═══ RECORDS TO USE ═══

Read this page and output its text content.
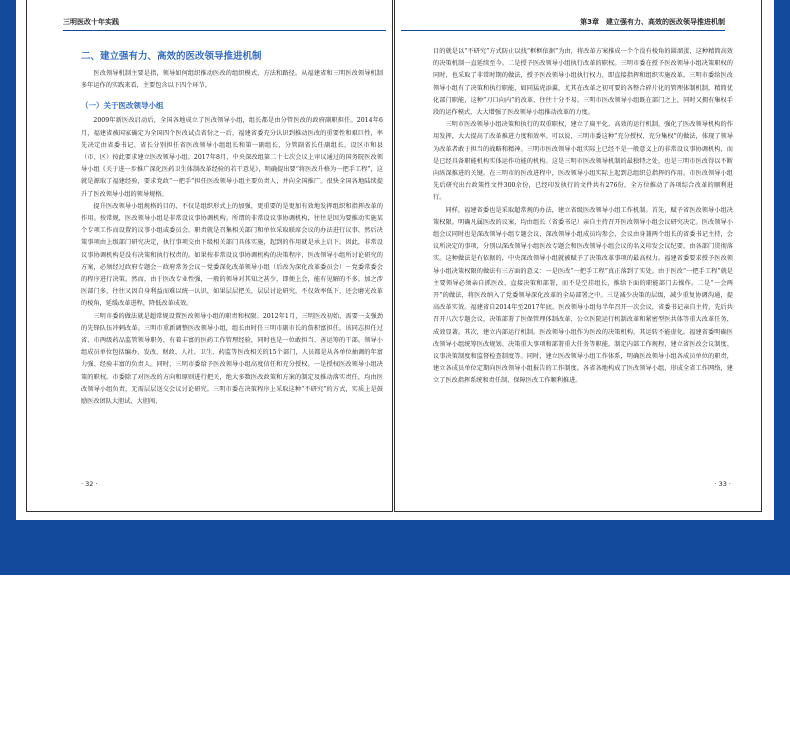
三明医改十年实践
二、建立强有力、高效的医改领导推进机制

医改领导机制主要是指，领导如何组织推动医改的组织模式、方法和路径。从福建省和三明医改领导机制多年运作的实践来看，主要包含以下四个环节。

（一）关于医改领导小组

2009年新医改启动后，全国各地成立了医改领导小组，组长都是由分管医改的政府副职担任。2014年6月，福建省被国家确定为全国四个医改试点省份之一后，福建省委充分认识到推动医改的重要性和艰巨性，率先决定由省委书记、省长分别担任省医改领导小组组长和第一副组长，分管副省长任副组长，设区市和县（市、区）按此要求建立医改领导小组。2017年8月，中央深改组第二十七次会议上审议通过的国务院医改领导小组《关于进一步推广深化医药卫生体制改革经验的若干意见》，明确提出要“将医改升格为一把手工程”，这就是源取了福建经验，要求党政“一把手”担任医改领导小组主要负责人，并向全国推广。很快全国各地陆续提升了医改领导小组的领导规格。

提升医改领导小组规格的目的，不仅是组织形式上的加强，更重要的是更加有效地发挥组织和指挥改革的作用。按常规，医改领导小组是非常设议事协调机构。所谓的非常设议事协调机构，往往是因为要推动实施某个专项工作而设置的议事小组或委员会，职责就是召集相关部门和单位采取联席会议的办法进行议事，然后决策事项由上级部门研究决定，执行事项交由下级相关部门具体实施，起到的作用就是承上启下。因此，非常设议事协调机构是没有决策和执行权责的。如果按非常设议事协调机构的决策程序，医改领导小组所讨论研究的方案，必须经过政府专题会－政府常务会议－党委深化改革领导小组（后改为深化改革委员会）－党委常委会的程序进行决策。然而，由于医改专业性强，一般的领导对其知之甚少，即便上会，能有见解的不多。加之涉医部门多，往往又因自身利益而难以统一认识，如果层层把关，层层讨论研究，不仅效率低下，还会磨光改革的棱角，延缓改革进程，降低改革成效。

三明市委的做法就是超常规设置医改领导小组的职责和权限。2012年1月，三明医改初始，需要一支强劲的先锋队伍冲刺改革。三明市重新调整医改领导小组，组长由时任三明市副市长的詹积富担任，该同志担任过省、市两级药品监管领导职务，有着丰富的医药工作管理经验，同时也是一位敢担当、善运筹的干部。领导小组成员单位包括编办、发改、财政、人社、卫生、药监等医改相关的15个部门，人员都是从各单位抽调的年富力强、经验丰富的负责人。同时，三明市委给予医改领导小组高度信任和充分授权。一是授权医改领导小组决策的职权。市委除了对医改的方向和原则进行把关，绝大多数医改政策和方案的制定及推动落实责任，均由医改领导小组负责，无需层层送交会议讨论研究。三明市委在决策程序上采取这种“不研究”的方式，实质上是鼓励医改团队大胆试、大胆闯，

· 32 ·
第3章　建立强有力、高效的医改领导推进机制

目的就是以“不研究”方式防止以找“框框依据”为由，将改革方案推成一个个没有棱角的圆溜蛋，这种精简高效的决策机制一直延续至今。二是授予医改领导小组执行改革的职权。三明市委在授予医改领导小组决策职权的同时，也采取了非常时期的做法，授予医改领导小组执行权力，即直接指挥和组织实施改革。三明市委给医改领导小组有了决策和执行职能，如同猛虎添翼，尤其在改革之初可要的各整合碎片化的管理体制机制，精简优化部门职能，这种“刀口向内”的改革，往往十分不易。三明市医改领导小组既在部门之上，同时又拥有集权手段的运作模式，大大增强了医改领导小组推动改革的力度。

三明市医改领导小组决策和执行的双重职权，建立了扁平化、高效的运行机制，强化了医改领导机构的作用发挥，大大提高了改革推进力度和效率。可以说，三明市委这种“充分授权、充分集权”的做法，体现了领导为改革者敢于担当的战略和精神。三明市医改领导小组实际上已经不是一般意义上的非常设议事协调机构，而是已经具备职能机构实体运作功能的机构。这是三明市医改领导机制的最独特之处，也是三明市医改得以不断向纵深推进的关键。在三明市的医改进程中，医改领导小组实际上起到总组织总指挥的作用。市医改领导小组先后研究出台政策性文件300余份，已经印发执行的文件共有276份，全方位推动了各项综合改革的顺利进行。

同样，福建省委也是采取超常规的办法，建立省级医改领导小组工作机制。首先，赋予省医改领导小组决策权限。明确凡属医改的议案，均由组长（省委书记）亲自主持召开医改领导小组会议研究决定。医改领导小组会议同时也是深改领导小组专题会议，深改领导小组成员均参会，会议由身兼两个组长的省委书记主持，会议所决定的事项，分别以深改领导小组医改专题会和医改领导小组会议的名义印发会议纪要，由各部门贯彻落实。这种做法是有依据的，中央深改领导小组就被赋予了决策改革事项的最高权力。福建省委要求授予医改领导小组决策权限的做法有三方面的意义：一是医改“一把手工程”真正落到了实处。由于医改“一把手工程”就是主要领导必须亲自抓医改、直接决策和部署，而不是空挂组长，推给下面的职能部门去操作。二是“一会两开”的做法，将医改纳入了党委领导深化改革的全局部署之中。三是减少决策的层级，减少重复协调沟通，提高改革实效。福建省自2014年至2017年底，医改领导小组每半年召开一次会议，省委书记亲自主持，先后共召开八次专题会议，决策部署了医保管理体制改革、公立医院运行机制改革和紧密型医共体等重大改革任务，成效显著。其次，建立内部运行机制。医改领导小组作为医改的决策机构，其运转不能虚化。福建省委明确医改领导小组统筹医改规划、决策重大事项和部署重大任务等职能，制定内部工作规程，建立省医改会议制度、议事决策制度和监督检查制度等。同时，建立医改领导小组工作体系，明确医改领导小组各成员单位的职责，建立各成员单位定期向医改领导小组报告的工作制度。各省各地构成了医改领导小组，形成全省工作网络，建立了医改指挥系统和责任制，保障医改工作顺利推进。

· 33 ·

═══
═══ RECORDS TO USE ═══

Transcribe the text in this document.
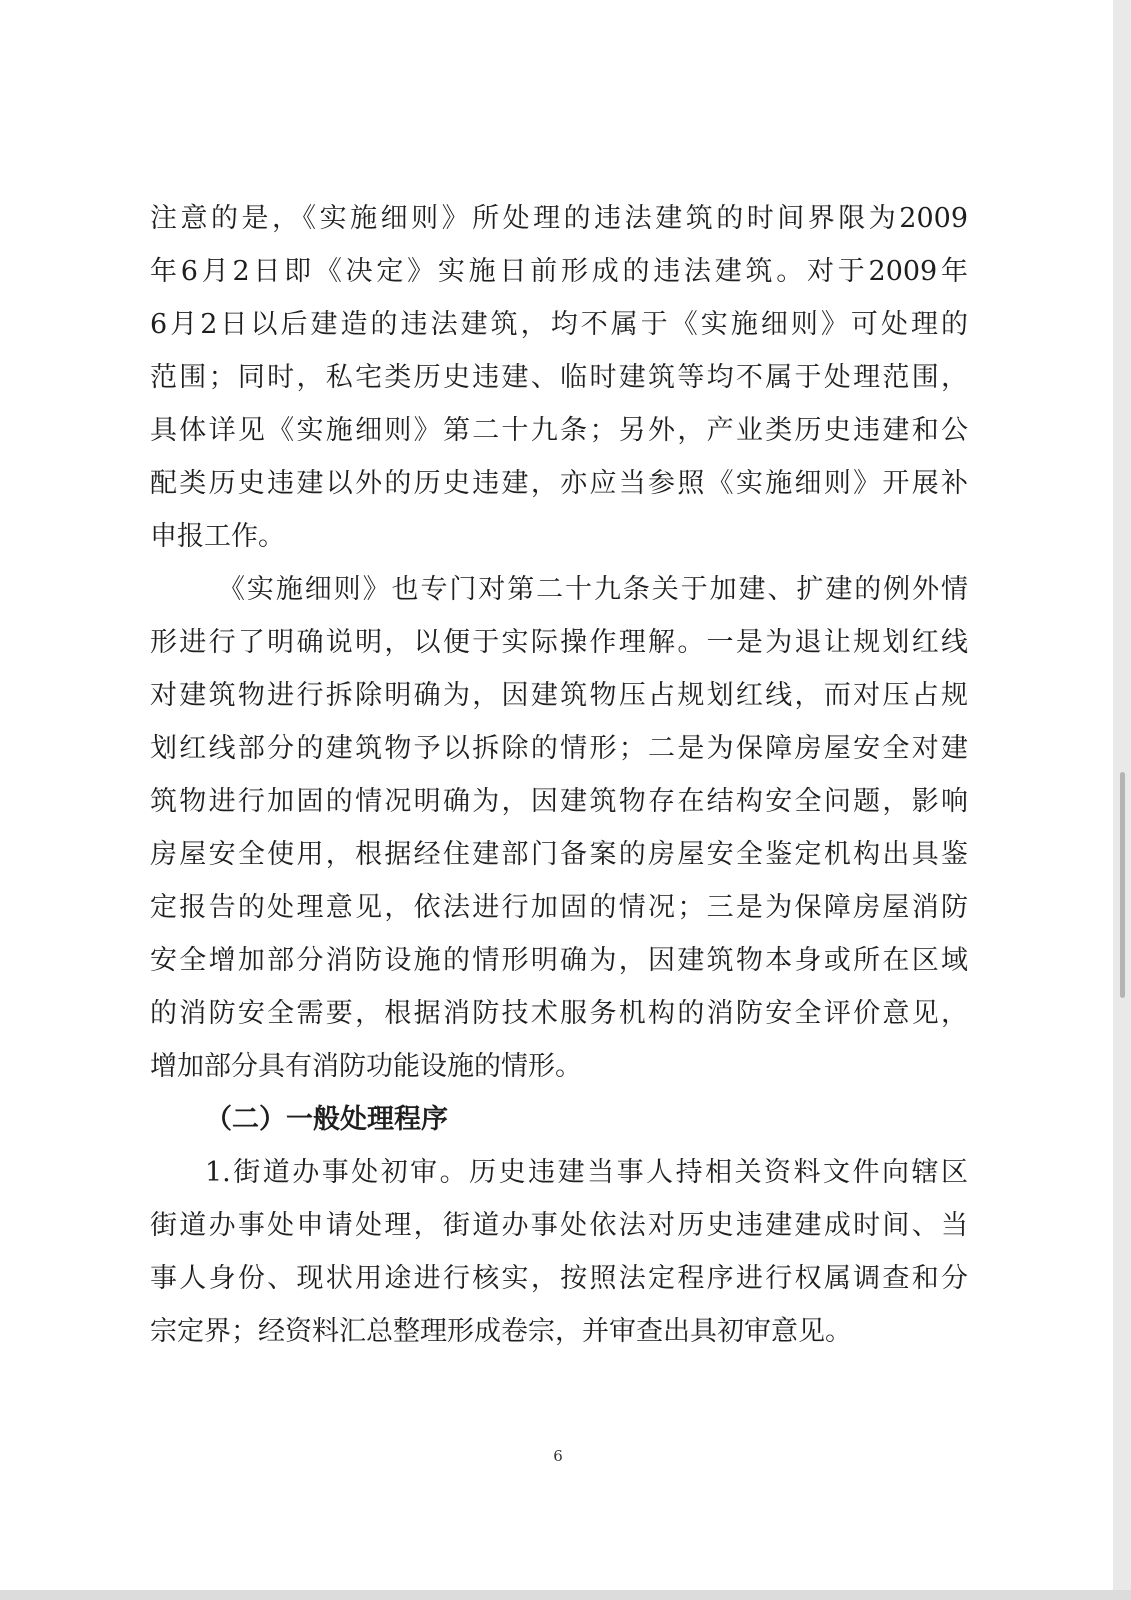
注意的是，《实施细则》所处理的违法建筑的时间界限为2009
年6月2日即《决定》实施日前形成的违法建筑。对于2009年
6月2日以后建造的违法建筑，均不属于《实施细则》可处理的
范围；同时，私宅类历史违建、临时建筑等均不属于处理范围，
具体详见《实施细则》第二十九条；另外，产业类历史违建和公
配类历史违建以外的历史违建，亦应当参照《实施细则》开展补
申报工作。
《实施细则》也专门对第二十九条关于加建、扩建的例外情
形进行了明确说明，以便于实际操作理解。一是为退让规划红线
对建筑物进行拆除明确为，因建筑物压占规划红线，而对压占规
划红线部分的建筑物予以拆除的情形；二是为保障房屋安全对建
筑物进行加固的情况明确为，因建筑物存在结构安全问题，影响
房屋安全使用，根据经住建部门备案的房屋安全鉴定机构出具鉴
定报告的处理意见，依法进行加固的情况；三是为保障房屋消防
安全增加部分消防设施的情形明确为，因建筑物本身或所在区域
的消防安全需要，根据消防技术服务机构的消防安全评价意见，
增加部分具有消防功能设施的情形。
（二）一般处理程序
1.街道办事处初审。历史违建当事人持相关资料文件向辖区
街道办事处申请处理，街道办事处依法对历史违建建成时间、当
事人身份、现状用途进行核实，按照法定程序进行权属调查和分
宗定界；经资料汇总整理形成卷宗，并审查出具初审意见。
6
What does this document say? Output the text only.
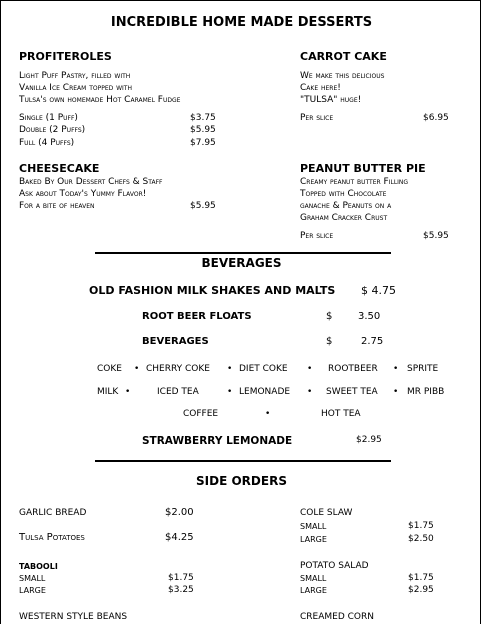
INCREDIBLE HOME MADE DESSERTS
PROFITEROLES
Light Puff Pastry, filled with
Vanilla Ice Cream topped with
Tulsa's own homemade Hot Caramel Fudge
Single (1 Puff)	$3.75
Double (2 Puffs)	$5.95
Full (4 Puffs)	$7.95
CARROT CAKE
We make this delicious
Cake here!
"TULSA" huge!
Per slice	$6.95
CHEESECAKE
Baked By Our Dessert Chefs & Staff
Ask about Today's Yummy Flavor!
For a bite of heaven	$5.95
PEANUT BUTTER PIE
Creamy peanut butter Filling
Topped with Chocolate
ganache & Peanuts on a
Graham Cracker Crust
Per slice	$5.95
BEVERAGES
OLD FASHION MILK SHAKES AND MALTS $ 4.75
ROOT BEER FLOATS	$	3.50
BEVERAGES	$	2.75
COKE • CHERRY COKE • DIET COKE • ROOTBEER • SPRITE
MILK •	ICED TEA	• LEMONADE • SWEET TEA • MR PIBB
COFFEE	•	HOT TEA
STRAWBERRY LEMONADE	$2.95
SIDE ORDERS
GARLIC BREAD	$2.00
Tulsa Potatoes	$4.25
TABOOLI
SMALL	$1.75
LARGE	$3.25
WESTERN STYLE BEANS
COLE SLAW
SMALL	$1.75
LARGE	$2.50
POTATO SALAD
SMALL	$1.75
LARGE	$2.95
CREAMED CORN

═══

# WORK REQUIRED:
Report only how many lines in the listing contain the string "with".

# FINISHED EXERCISE:
3